- Listed entries -
──────────────────────────────
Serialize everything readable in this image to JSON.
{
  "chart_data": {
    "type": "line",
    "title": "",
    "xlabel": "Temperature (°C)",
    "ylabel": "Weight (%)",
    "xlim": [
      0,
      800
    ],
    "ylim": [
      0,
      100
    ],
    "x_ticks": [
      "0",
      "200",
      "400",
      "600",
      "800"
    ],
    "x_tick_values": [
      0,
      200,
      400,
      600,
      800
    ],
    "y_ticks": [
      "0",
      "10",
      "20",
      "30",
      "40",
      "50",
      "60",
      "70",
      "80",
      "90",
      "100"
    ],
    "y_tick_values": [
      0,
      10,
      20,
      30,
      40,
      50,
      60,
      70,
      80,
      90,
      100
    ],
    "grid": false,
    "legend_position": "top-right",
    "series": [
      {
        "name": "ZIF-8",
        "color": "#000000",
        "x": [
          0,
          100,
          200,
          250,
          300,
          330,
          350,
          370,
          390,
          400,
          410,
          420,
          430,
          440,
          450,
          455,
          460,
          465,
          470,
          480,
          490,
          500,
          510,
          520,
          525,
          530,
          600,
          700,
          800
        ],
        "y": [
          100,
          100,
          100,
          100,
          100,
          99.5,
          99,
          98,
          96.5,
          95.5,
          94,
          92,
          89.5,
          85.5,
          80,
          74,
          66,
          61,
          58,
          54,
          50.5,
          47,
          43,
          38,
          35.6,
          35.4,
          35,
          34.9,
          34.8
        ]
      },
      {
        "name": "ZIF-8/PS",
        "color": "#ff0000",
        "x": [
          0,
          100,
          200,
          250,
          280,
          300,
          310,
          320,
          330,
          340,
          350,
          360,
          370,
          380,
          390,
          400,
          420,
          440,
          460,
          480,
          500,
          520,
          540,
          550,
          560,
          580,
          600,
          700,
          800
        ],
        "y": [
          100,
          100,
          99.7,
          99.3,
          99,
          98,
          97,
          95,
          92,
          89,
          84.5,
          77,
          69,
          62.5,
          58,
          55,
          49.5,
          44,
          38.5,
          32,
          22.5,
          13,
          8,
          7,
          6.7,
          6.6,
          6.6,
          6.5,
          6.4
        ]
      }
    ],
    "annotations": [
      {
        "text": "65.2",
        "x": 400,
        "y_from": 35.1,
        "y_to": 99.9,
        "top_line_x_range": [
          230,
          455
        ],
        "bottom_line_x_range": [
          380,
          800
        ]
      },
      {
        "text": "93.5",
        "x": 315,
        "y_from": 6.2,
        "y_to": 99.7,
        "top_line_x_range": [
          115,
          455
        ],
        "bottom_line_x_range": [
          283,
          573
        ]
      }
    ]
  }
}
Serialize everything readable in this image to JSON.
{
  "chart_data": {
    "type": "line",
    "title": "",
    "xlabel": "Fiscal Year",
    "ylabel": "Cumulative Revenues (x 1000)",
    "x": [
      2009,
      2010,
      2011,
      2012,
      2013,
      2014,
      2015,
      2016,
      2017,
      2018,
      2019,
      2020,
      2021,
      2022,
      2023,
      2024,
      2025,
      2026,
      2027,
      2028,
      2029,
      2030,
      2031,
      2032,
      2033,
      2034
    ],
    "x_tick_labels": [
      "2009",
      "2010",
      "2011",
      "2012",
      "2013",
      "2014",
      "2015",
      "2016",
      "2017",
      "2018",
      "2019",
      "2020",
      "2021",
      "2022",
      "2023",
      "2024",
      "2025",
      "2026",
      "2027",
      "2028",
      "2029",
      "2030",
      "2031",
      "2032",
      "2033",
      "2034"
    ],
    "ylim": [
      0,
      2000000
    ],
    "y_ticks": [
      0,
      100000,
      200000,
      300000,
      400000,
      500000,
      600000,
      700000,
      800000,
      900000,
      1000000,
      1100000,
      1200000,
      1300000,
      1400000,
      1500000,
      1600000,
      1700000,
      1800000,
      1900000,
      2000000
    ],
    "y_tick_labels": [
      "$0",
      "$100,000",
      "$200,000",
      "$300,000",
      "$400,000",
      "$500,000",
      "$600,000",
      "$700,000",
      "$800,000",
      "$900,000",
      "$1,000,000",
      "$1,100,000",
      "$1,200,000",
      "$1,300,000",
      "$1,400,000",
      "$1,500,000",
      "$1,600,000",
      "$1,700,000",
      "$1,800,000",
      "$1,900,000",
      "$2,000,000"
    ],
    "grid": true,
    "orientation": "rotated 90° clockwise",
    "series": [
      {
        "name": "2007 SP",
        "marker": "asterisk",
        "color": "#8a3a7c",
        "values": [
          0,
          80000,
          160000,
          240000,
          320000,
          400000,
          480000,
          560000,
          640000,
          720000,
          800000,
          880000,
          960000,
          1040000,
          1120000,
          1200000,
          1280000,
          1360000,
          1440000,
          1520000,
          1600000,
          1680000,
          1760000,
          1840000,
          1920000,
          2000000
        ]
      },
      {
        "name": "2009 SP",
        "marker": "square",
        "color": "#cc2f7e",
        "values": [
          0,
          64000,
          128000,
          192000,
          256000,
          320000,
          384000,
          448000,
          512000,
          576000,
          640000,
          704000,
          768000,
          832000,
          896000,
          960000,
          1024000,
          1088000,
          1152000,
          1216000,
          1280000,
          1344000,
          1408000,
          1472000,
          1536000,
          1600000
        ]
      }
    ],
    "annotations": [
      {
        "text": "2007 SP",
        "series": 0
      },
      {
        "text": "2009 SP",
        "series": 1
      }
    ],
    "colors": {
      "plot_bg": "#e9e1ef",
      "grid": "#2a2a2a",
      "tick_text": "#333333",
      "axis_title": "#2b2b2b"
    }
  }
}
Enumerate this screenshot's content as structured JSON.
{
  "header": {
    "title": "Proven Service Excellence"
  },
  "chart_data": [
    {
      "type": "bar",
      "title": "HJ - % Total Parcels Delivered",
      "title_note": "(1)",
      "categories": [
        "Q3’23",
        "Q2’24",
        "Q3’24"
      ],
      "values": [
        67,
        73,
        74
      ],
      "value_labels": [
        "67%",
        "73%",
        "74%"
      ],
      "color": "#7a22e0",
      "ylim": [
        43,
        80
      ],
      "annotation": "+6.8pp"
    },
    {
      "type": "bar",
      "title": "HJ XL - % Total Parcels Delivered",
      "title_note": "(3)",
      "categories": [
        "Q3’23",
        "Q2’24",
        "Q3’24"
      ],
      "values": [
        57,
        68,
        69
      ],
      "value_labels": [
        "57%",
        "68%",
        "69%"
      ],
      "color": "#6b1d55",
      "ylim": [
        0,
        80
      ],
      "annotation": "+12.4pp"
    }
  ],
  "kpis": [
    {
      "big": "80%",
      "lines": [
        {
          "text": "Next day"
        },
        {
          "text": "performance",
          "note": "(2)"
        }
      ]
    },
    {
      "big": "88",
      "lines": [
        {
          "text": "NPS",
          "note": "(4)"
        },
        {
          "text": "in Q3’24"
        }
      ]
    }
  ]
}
──────────────────────────────
- Problem statement -
From the preceding material, extract every line exactly.

- Problem solution -
Serialize everything readable in this image to JSON.
{
  "chart_data": {
    "type": "line",
    "title": "",
    "xlabel": "Temperature (°C)",
    "ylabel": "Weight (%)",
    "xlim": [
      0,
      800
    ],
    "ylim": [
      0,
      100
    ],
    "x_ticks": [
      "0",
      "200",
      "400",
      "600",
      "800"
    ],
    "x_tick_values": [
      0,
      200,
      400,
      600,
      800
    ],
    "y_ticks": [
      "0",
      "10",
      "20",
      "30",
      "40",
      "50",
      "60",
      "70",
      "80",
      "90",
      "100"
    ],
    "y_tick_values": [
      0,
      10,
      20,
      30,
      40,
      50,
      60,
      70,
      80,
      90,
      100
    ],
    "grid": false,
    "legend_position": "top-right",
    "series": [
      {
        "name": "ZIF-8",
        "color": "#000000",
        "x": [
          0,
          100,
          200,
          250,
          300,
          330,
          350,
          370,
          390,
          400,
          410,
          420,
          430,
          440,
          450,
          455,
          460,
          465,
          470,
          480,
          490,
          500,
          510,
          520,
          525,
          530,
          600,
          700,
          800
        ],
        "y": [
          100,
          100,
          100,
          100,
          100,
          99.5,
          99,
          98,
          96.5,
          95.5,
          94,
          92,
          89.5,
          85.5,
          80,
          74,
          66,
          61,
          58,
          54,
          50.5,
          47,
          43,
          38,
          35.6,
          35.4,
          35,
          34.9,
          34.8
        ]
      },
      {
        "name": "ZIF-8/PS",
        "color": "#ff0000",
        "x": [
          0,
          100,
          200,
          250,
          280,
          300,
          310,
          320,
          330,
          340,
          350,
          360,
          370,
          380,
          390,
          400,
          420,
          440,
          460,
          480,
          500,
          520,
          540,
          550,
          560,
          580,
          600,
          700,
          800
        ],
        "y": [
          100,
          100,
          99.7,
          99.3,
          99,
          98,
          97,
          95,
          92,
          89,
          84.5,
          77,
          69,
          62.5,
          58,
          55,
          49.5,
          44,
          38.5,
          32,
          22.5,
          13,
          8,
          7,
          6.7,
          6.6,
          6.6,
          6.5,
          6.4
        ]
      }
    ],
    "annotations": [
      {
        "text": "65.2",
        "x": 400,
        "y_from": 35.1,
        "y_to": 99.9,
        "top_line_x_range": [
          230,
          455
        ],
        "bottom_line_x_range": [
          380,
          800
        ]
      },
      {
        "text": "93.5",
        "x": 315,
        "y_from": 6.2,
        "y_to": 99.7,
        "top_line_x_range": [
          115,
          455
        ],
        "bottom_line_x_range": [
          283,
          573
        ]
      }
    ]
  }
}
Serialize everything readable in this image to JSON.
{
  "chart_data": {
    "type": "line",
    "title": "",
    "xlabel": "Fiscal Year",
    "ylabel": "Cumulative Revenues (x 1000)",
    "x": [
      2009,
      2010,
      2011,
      2012,
      2013,
      2014,
      2015,
      2016,
      2017,
      2018,
      2019,
      2020,
      2021,
      2022,
      2023,
      2024,
      2025,
      2026,
      2027,
      2028,
      2029,
      2030,
      2031,
      2032,
      2033,
      2034
    ],
    "x_tick_labels": [
      "2009",
      "2010",
      "2011",
      "2012",
      "2013",
      "2014",
      "2015",
      "2016",
      "2017",
      "2018",
      "2019",
      "2020",
      "2021",
      "2022",
      "2023",
      "2024",
      "2025",
      "2026",
      "2027",
      "2028",
      "2029",
      "2030",
      "2031",
      "2032",
      "2033",
      "2034"
    ],
    "ylim": [
      0,
      2000000
    ],
    "y_ticks": [
      0,
      100000,
      200000,
      300000,
      400000,
      500000,
      600000,
      700000,
      800000,
      900000,
      1000000,
      1100000,
      1200000,
      1300000,
      1400000,
      1500000,
      1600000,
      1700000,
      1800000,
      1900000,
      2000000
    ],
    "y_tick_labels": [
      "$0",
      "$100,000",
      "$200,000",
      "$300,000",
      "$400,000",
      "$500,000",
      "$600,000",
      "$700,000",
      "$800,000",
      "$900,000",
      "$1,000,000",
      "$1,100,000",
      "$1,200,000",
      "$1,300,000",
      "$1,400,000",
      "$1,500,000",
      "$1,600,000",
      "$1,700,000",
      "$1,800,000",
      "$1,900,000",
      "$2,000,000"
    ],
    "grid": true,
    "orientation": "rotated 90° clockwise",
    "series": [
      {
        "name": "2007 SP",
        "marker": "asterisk",
        "color": "#8a3a7c",
        "values": [
          0,
          80000,
          160000,
          240000,
          320000,
          400000,
          480000,
          560000,
          640000,
          720000,
          800000,
          880000,
          960000,
          1040000,
          1120000,
          1200000,
          1280000,
          1360000,
          1440000,
          1520000,
          1600000,
          1680000,
          1760000,
          1840000,
          1920000,
          2000000
        ]
      },
      {
        "name": "2009 SP",
        "marker": "square",
        "color": "#cc2f7e",
        "values": [
          0,
          64000,
          128000,
          192000,
          256000,
          320000,
          384000,
          448000,
          512000,
          576000,
          640000,
          704000,
          768000,
          832000,
          896000,
          960000,
          1024000,
          1088000,
          1152000,
          1216000,
          1280000,
          1344000,
          1408000,
          1472000,
          1536000,
          1600000
        ]
      }
    ],
    "annotations": [
      {
        "text": "2007 SP",
        "series": 0
      },
      {
        "text": "2009 SP",
        "series": 1
      }
    ],
    "colors": {
      "plot_bg": "#e9e1ef",
      "grid": "#2a2a2a",
      "tick_text": "#333333",
      "axis_title": "#2b2b2b"
    }
  }
}
Enumerate this screenshot's content as structured JSON.
{
  "header": {
    "title": "Proven Service Excellence"
  },
  "chart_data": [
    {
      "type": "bar",
      "title": "HJ - % Total Parcels Delivered",
      "title_note": "(1)",
      "categories": [
        "Q3’23",
        "Q2’24",
        "Q3’24"
      ],
      "values": [
        67,
        73,
        74
      ],
      "value_labels": [
        "67%",
        "73%",
        "74%"
      ],
      "color": "#7a22e0",
      "ylim": [
        43,
        80
      ],
      "annotation": "+6.8pp"
    },
    {
      "type": "bar",
      "title": "HJ XL - % Total Parcels Delivered",
      "title_note": "(3)",
      "categories": [
        "Q3’23",
        "Q2’24",
        "Q3’24"
      ],
      "values": [
        57,
        68,
        69
      ],
      "value_labels": [
        "57%",
        "68%",
        "69%"
      ],
      "color": "#6b1d55",
      "ylim": [
        0,
        80
      ],
      "annotation": "+12.4pp"
    }
  ],
  "kpis": [
    {
      "big": "80%",
      "lines": [
        {
          "text": "Next day"
        },
        {
          "text": "performance",
          "note": "(2)"
        }
      ]
    },
    {
      "big": "88",
      "lines": [
        {
          "text": "NPS",
          "note": "(4)"
        },
        {
          "text": "in Q3’24"
        }
      ]
    }
  ]
}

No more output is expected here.